— start MATERIAL —
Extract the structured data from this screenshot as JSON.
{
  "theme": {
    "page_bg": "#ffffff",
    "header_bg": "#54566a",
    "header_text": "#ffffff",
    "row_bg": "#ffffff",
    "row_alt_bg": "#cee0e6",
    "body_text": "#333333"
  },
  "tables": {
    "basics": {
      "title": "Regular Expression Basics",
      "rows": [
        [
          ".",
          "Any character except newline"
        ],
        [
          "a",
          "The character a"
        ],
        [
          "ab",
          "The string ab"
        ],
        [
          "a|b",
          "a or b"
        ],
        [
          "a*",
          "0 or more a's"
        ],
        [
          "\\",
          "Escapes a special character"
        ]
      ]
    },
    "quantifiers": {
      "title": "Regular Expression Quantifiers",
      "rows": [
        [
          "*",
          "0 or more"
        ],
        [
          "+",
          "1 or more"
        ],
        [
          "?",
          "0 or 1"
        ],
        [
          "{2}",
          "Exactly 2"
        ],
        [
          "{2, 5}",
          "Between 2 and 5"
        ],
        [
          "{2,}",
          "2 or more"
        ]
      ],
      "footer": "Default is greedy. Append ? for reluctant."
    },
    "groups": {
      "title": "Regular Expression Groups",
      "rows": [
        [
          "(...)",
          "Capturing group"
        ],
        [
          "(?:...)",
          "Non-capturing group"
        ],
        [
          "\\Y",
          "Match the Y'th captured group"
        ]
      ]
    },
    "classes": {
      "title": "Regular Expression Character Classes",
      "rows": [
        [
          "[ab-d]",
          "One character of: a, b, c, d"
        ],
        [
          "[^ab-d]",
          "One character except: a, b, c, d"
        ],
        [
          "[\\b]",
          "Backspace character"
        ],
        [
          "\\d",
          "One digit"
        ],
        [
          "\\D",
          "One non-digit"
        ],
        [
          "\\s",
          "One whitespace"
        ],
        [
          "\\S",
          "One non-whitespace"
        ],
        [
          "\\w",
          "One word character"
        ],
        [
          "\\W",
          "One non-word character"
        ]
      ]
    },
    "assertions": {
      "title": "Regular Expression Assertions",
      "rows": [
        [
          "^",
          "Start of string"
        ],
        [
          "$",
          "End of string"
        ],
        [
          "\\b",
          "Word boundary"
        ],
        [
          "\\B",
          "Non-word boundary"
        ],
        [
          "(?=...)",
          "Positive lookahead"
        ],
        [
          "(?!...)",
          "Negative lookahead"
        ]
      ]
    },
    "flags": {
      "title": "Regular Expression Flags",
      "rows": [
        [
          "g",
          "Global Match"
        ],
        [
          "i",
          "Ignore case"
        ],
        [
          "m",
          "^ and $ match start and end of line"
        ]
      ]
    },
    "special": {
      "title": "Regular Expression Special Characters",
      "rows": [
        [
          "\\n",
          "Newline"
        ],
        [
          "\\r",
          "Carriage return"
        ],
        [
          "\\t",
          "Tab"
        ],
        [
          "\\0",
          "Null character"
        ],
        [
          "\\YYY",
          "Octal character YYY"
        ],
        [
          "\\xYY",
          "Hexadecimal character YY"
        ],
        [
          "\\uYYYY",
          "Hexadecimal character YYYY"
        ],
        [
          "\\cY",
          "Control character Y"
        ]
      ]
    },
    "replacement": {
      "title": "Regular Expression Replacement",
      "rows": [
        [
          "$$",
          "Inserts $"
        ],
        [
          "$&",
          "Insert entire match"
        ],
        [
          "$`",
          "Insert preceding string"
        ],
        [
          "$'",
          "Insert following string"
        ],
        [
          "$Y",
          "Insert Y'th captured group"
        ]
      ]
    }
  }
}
— end MATERIAL —
Take every line from the data above that holds "except" and copy it out.

**TASK SOLUTION**
          "Any character except newline"
          "One character except: a, b, c, d"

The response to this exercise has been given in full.